Check each line of the entries below for the string "accent"; copy every line where it appears.

[Start Stored records]

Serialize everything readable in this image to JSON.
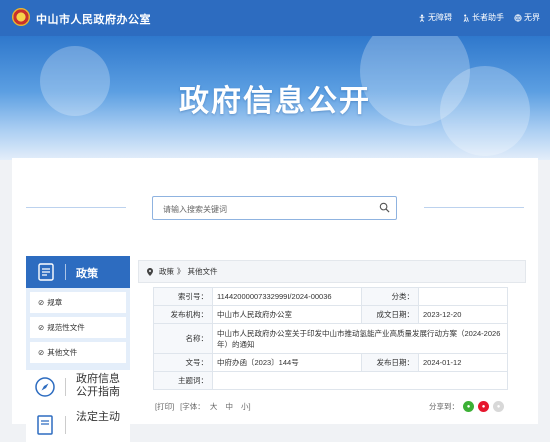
{
  "header": {
    "site_title": "中山市人民政府办公室",
    "links": [
      {
        "label": "无障碍",
        "icon": "accessibility-icon"
      },
      {
        "label": "长者助手",
        "icon": "elder-assist-icon"
      },
      {
        "label": "无界",
        "icon": "globe-icon"
      }
    ]
  },
  "banner": {
    "title": "政府信息公开"
  },
  "search": {
    "placeholder": "请输入搜索关键词"
  },
  "sidebar": {
    "section_title": "政策",
    "items": [
      {
        "label": "规章"
      },
      {
        "label": "规范性文件"
      },
      {
        "label": "其他文件"
      }
    ],
    "blocks": [
      {
        "label_line1": "政府信息",
        "label_line2": "公开指南",
        "icon": "compass-icon"
      },
      {
        "label_line1": "法定主动",
        "label_line2": "",
        "icon": "document-icon"
      }
    ]
  },
  "breadcrumb": {
    "home": "政策",
    "sep": "》",
    "current": "其他文件"
  },
  "meta": {
    "index_label": "索引号：",
    "index_value": "11442000007332999I/2024-00036",
    "category_label": "分类：",
    "category_value": "",
    "issuer_label": "发布机构：",
    "issuer_value": "中山市人民政府办公室",
    "created_label": "成文日期：",
    "created_value": "2023-12-20",
    "name_label": "名称：",
    "name_value": "中山市人民政府办公室关于印发中山市推动氢能产业高质量发展行动方案（2024-2026年）的通知",
    "docno_label": "文号：",
    "docno_value": "中府办函〔2023〕144号",
    "published_label": "发布日期：",
    "published_value": "2024-01-12",
    "subject_label": "主题词：",
    "subject_value": ""
  },
  "toolbar": {
    "print": "[打印]",
    "font_label": "[字体：",
    "font_large": "大",
    "font_medium": "中",
    "font_small": "小]"
  },
  "share": {
    "label": "分享到："
  },
  "colors": {
    "brand": "#2d6cc0",
    "banner_light": "#a9cdf2",
    "wechat": "#3cb035",
    "weibo": "#e6162d",
    "other": "#d8d8d8"
  }
}
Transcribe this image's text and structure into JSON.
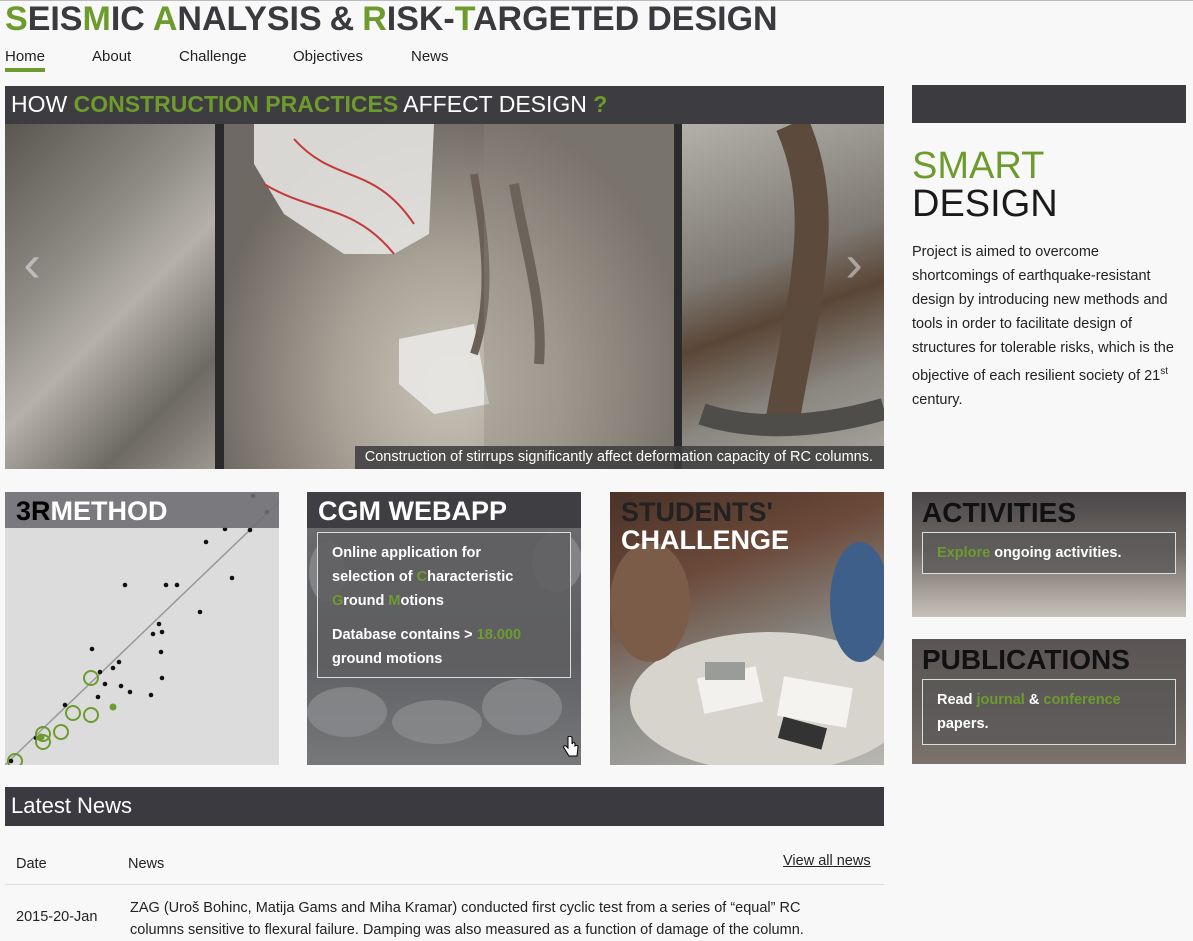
{
  "header": {
    "title_words": [
      {
        "first": "S",
        "mid": "EIS",
        "hl": "M",
        "rest": "IC"
      },
      {
        "first": "A",
        "rest": "NALYSIS"
      },
      {
        "first": "&",
        "rest": ""
      },
      {
        "first": "R",
        "rest": "ISK-"
      },
      {
        "first": "T",
        "rest": "ARGETED"
      },
      {
        "first": "D",
        "rest": "ESIGN"
      }
    ]
  },
  "nav": {
    "items": [
      "Home",
      "About",
      "Challenge",
      "Objectives",
      "News"
    ],
    "active": "Home"
  },
  "hero": {
    "title_pre": "HOW ",
    "title_hl": "CONSTRUCTION PRACTICES",
    "title_post": " AFFECT DESIGN ",
    "title_q": "?",
    "caption": "Construction of stirrups significantly affect deformation capacity of RC columns.",
    "prev_icon": "chevron-left-icon",
    "next_icon": "chevron-right-icon"
  },
  "smart": {
    "line1": "SMART",
    "line2": "DESIGN",
    "text_before": "Project is aimed to overcome shortcomings of earthquake-resistant design by introducing new methods and tools in order to facilitate design of structures for tolerable risks, which is the objective of each resilient society of 21",
    "sup": "st",
    "text_after": " century."
  },
  "tiles": {
    "method": {
      "title_k": "3R",
      "title_w": "METHOD"
    },
    "webapp": {
      "title": "CGM WEBAPP",
      "line1": "Online application for",
      "line2_pre": "selection of ",
      "c": "C",
      "line2_rest": "haracteristic",
      "g": "G",
      "line3_mid": "round ",
      "m": "M",
      "line3_rest": "otions",
      "db_pre": "Database contains > ",
      "db_num": "18.000",
      "db_post": "ground motions"
    },
    "challenge": {
      "line1": "STUDENTS'",
      "line2": "CHALLENGE"
    },
    "activities": {
      "title": "ACTIVITIES",
      "hl": "Explore",
      "rest": " ongoing activities."
    },
    "publications": {
      "title": "PUBLICATIONS",
      "pre": "Read ",
      "journal": "journal",
      "amp": " & ",
      "conference": "conference",
      "post": "papers."
    }
  },
  "news": {
    "heading": "Latest News",
    "col_date": "Date",
    "col_news": "News",
    "view_all": "View all news",
    "rows": [
      {
        "date": "2015-20-Jan",
        "text": "ZAG (Uroš Bohinc, Matija Gams and Miha Kramar) conducted first cyclic test from a series of “equal” RC columns sensitive to flexural failure. Damping was also measured as a function of damage of the column."
      }
    ]
  },
  "colors": {
    "accent": "#6e9b2e",
    "dark_bar": "#3b3a40"
  }
}
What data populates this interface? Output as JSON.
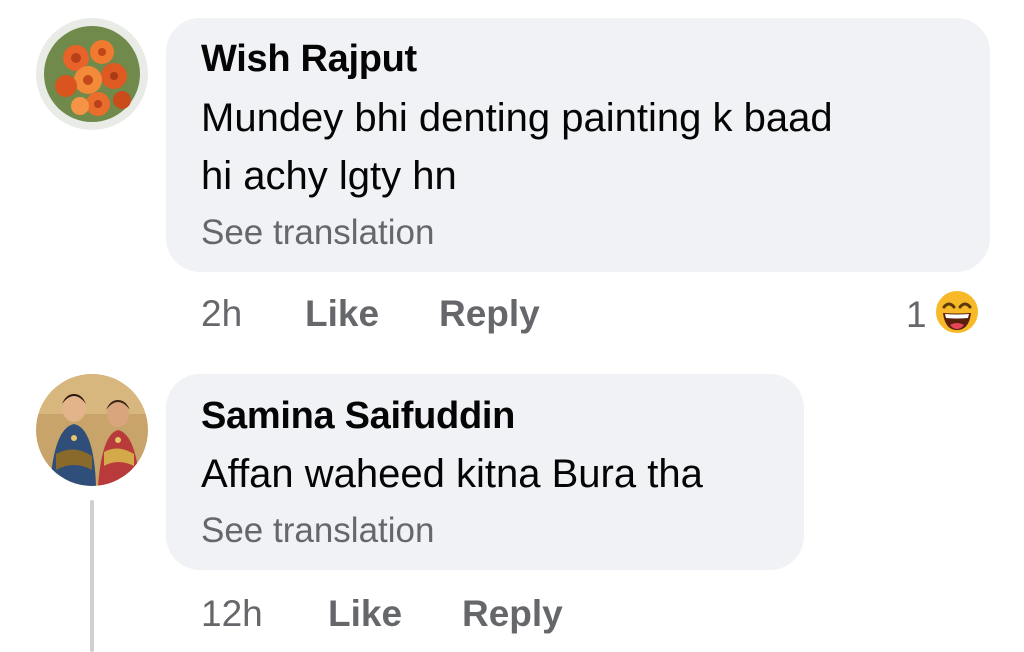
{
  "comments": [
    {
      "author": "Wish Rajput",
      "text_line1": "Mundey bhi denting painting k baad",
      "text_line2": "hi achy lgty hn",
      "see_translation": "See translation",
      "time": "2h",
      "like_label": "Like",
      "reply_label": "Reply",
      "reaction_count": "1",
      "reaction_icon": "laughing-emoji-icon",
      "avatar": "orange-roses-avatar"
    },
    {
      "author": "Samina Saifuddin",
      "text_line1": "Affan waheed kitna Bura tha",
      "see_translation": "See translation",
      "time": "12h",
      "like_label": "Like",
      "reply_label": "Reply",
      "avatar": "painted-women-avatar"
    }
  ],
  "colors": {
    "bubble": "#f0f2f5",
    "secondary_text": "#65676b",
    "primary_text": "#050505",
    "thread_line": "#ced0d4",
    "emoji_yellow": "#f7b928"
  }
}
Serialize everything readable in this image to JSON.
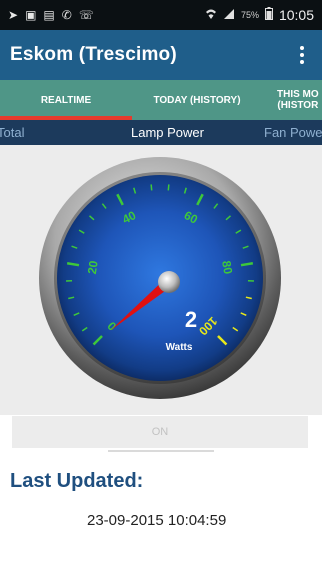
{
  "status_bar": {
    "time": "10:05",
    "battery": "75%",
    "icons": [
      "navigation-icon",
      "notification-icon",
      "image-icon",
      "phone-forward-icon",
      "phone-icon",
      "wifi-icon",
      "signal-icon",
      "battery-icon"
    ]
  },
  "app_bar": {
    "title": "Eskom (Trescimo)"
  },
  "tabs": [
    {
      "label": "REALTIME"
    },
    {
      "label": "TODAY (HISTORY)"
    },
    {
      "label": "THIS MO\n(HISTOR"
    }
  ],
  "sub_tabs": [
    {
      "label": "Total"
    },
    {
      "label": "Lamp Power"
    },
    {
      "label": "Fan Powe"
    }
  ],
  "gauge": {
    "value": 2,
    "value_label": "2",
    "unit_label": "Watts",
    "min": 0,
    "max": 100,
    "tick_labels": [
      "0",
      "20",
      "40",
      "60",
      "80",
      "100"
    ]
  },
  "toggle": {
    "label": "ON"
  },
  "last_updated": {
    "label": "Last Updated:",
    "value": "23-09-2015 10:04:59"
  },
  "colors": {
    "app_bar": "#1f5e8a",
    "tab_bar": "#4f9687",
    "tab_indicator": "#e63a2d",
    "sub_tab_bar": "#1c3a5c",
    "gauge_face": "#1e55b8",
    "tick_green": "#3ec83a",
    "tick_yellow": "#e8e81a",
    "needle": "#e01010",
    "last_updated_text": "#1f4f7f"
  }
}
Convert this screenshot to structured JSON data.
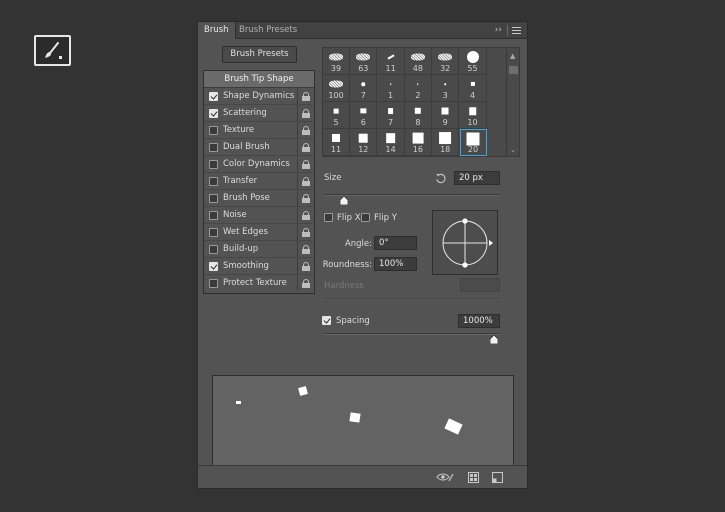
{
  "tool": {
    "icon": "brush-icon"
  },
  "tabs": [
    {
      "label": "Brush",
      "active": true
    },
    {
      "label": "Brush Presets",
      "active": false
    }
  ],
  "tab_more_glyph": "›› ",
  "brush_presets_button": "Brush Presets",
  "options_header": "Brush Tip Shape",
  "options": [
    {
      "label": "Shape Dynamics",
      "checked": true
    },
    {
      "label": "Scattering",
      "checked": true
    },
    {
      "label": "Texture",
      "checked": false
    },
    {
      "label": "Dual Brush",
      "checked": false
    },
    {
      "label": "Color Dynamics",
      "checked": false
    },
    {
      "label": "Transfer",
      "checked": false
    },
    {
      "label": "Brush Pose",
      "checked": false
    },
    {
      "label": "Noise",
      "checked": false
    },
    {
      "label": "Wet Edges",
      "checked": false
    },
    {
      "label": "Build-up",
      "checked": false
    },
    {
      "label": "Smoothing",
      "checked": true
    },
    {
      "label": "Protect Texture",
      "checked": false
    }
  ],
  "brush_tips": [
    {
      "size": "39",
      "shape": "splatter"
    },
    {
      "size": "63",
      "shape": "splatter"
    },
    {
      "size": "11",
      "shape": "stroke"
    },
    {
      "size": "48",
      "shape": "splatter"
    },
    {
      "size": "32",
      "shape": "splatter"
    },
    {
      "size": "55",
      "shape": "round"
    },
    {
      "size": "100",
      "shape": "splatter"
    },
    {
      "size": "7",
      "shape": "dot"
    },
    {
      "size": "1",
      "shape": "dot"
    },
    {
      "size": "2",
      "shape": "dot"
    },
    {
      "size": "3",
      "shape": "dot"
    },
    {
      "size": "4",
      "shape": "square"
    },
    {
      "size": "5",
      "shape": "square"
    },
    {
      "size": "6",
      "shape": "square"
    },
    {
      "size": "7",
      "shape": "square"
    },
    {
      "size": "8",
      "shape": "square"
    },
    {
      "size": "9",
      "shape": "square"
    },
    {
      "size": "10",
      "shape": "square"
    },
    {
      "size": "11",
      "shape": "square"
    },
    {
      "size": "12",
      "shape": "square"
    },
    {
      "size": "14",
      "shape": "square"
    },
    {
      "size": "16",
      "shape": "square"
    },
    {
      "size": "18",
      "shape": "square"
    },
    {
      "size": "20",
      "shape": "square",
      "selected": true
    }
  ],
  "size": {
    "label": "Size",
    "value": "20 px",
    "slider_fraction": 0.05
  },
  "flip_x": {
    "label": "Flip X",
    "checked": false
  },
  "flip_y": {
    "label": "Flip Y",
    "checked": false
  },
  "angle": {
    "label": "Angle:",
    "value": "0°"
  },
  "roundness": {
    "label": "Roundness:",
    "value": "100%"
  },
  "hardness": {
    "label": "Hardness",
    "value": ""
  },
  "spacing": {
    "label": "Spacing",
    "checked": true,
    "value": "1000%",
    "slider_fraction": 1.0
  },
  "footer_icons": [
    "visibility-toggle-icon",
    "new-preset-grid-icon",
    "create-new-brush-icon"
  ],
  "colors": {
    "accent": "#3ea6d8",
    "panel": "#535353",
    "background": "#333333"
  }
}
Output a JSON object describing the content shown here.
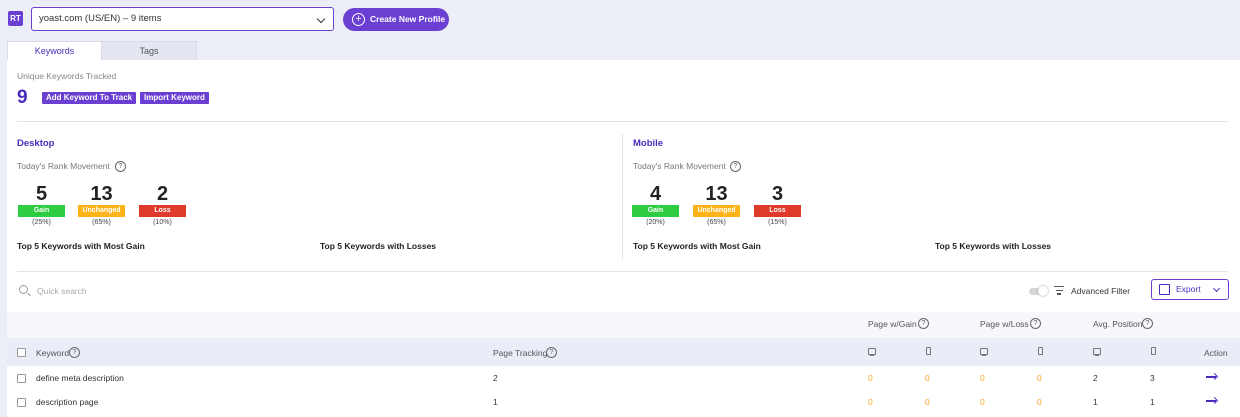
{
  "topbar": {
    "logo_text": "RT",
    "profile_select_value": "yoast.com (US/EN) – 9 items",
    "create_profile_label": "Create New Profile"
  },
  "tabs": [
    {
      "label": "Keywords",
      "active": true
    },
    {
      "label": "Tags",
      "active": false
    }
  ],
  "summary": {
    "unique_label": "Unique Keywords Tracked",
    "unique_count": "9",
    "add_keyword_label": "Add Keyword To Track",
    "import_keyword_label": "Import Keyword"
  },
  "desktop": {
    "title": "Desktop",
    "movement_label": "Today's Rank Movement",
    "gain": {
      "value": "5",
      "label": "Gain",
      "pct": "(25%)"
    },
    "unchanged": {
      "value": "13",
      "label": "Unchanged",
      "pct": "(65%)"
    },
    "loss": {
      "value": "2",
      "label": "Loss",
      "pct": "(10%)"
    },
    "top_gain_label": "Top 5 Keywords with Most Gain",
    "top_loss_label": "Top 5 Keywords with Losses"
  },
  "mobile": {
    "title": "Mobile",
    "movement_label": "Today's Rank Movement",
    "gain": {
      "value": "4",
      "label": "Gain",
      "pct": "(20%)"
    },
    "unchanged": {
      "value": "13",
      "label": "Unchanged",
      "pct": "(65%)"
    },
    "loss": {
      "value": "3",
      "label": "Loss",
      "pct": "(15%)"
    },
    "top_gain_label": "Top 5 Keywords with Most Gain",
    "top_loss_label": "Top 5 Keywords with Losses"
  },
  "toolbar": {
    "search_placeholder": "Quick search",
    "advanced_filter_label": "Advanced Filter",
    "export_label": "Export"
  },
  "table": {
    "group_headers": {
      "page_gain": "Page w/Gain",
      "page_loss": "Page w/Loss",
      "avg_position": "Avg. Position"
    },
    "headers": {
      "keyword": "Keyword",
      "page_tracking": "Page Tracking",
      "action": "Action"
    },
    "rows": [
      {
        "keyword": "define meta description",
        "page_tracking": "2",
        "gain_desktop": "0",
        "gain_mobile": "0",
        "loss_desktop": "0",
        "loss_mobile": "0",
        "avg_desktop": "2",
        "avg_mobile": "3"
      },
      {
        "keyword": "description page",
        "page_tracking": "1",
        "gain_desktop": "0",
        "gain_mobile": "0",
        "loss_desktop": "0",
        "loss_mobile": "0",
        "avg_desktop": "1",
        "avg_mobile": "1"
      }
    ]
  },
  "colors": {
    "accent": "#6a3fd1",
    "gain": "#2ecc40",
    "unchanged": "#ffb31a",
    "loss": "#e03a2c",
    "zero_value": "#f5a623"
  }
}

[End Stored records]

- _Correct output_:
    "accent": "#6e9b2e",
    "accent": "#3ea6d8",
    "accent": "#6a3fd1",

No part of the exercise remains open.